Reproduce all of the lines below, replacing every instance of "connector-square" with "connector-node" and leaving everything else unchanged.

>> start Dataset content

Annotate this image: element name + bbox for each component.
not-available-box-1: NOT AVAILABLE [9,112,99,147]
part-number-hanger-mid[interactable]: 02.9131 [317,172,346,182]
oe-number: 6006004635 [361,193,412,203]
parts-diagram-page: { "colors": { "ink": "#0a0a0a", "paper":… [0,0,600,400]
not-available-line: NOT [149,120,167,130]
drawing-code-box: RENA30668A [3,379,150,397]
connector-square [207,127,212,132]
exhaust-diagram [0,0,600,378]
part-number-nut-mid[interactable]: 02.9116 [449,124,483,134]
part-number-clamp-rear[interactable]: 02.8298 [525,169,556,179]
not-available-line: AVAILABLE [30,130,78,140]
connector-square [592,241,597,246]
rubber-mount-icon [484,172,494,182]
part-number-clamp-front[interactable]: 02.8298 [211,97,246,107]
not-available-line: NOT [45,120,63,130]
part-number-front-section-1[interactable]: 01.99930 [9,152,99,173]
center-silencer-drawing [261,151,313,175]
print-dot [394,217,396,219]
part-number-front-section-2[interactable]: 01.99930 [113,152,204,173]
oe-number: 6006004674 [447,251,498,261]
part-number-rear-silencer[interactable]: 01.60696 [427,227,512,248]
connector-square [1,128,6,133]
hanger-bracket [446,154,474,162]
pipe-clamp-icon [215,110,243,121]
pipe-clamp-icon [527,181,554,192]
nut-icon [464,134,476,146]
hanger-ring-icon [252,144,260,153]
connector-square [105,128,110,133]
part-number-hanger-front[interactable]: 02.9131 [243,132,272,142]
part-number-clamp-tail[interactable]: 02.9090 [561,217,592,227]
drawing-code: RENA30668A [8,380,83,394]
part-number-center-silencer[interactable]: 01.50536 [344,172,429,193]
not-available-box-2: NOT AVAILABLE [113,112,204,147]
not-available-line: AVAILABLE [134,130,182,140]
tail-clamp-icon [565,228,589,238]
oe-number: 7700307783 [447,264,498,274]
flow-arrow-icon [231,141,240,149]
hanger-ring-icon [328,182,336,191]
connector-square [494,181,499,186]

>> end Dataset content

* Response
Annotate this image: element name + bbox for each component.
not-available-box-1: NOT AVAILABLE [9,112,99,147]
part-number-hanger-mid[interactable]: 02.9131 [317,172,346,182]
oe-number: 6006004635 [361,193,412,203]
parts-diagram-page: { "colors": { "ink": "#0a0a0a", "paper":… [0,0,600,400]
not-available-line: NOT [149,120,167,130]
drawing-code-box: RENA30668A [3,379,150,397]
connector-node [207,127,212,132]
exhaust-diagram [0,0,600,378]
part-number-nut-mid[interactable]: 02.9116 [449,124,483,134]
part-number-clamp-rear[interactable]: 02.8298 [525,169,556,179]
not-available-line: AVAILABLE [30,130,78,140]
connector-node [592,241,597,246]
rubber-mount-icon [484,172,494,182]
part-number-clamp-front[interactable]: 02.8298 [211,97,246,107]
not-available-line: NOT [45,120,63,130]
part-number-front-section-1[interactable]: 01.99930 [9,152,99,173]
center-silencer-drawing [261,151,313,175]
print-dot [394,217,396,219]
part-number-front-section-2[interactable]: 01.99930 [113,152,204,173]
oe-number: 6006004674 [447,251,498,261]
part-number-rear-silencer[interactable]: 01.60696 [427,227,512,248]
connector-node [1,128,6,133]
hanger-bracket [446,154,474,162]
pipe-clamp-icon [215,110,243,121]
pipe-clamp-icon [527,181,554,192]
nut-icon [464,134,476,146]
hanger-ring-icon [252,144,260,153]
connector-node [105,128,110,133]
part-number-hanger-front[interactable]: 02.9131 [243,132,272,142]
part-number-clamp-tail[interactable]: 02.9090 [561,217,592,227]
drawing-code: RENA30668A [8,380,83,394]
part-number-center-silencer[interactable]: 01.50536 [344,172,429,193]
not-available-box-2: NOT AVAILABLE [113,112,204,147]
not-available-line: AVAILABLE [134,130,182,140]
tail-clamp-icon [565,228,589,238]
oe-number: 7700307783 [447,264,498,274]
flow-arrow-icon [231,141,240,149]
hanger-ring-icon [328,182,336,191]
connector-node [494,181,499,186]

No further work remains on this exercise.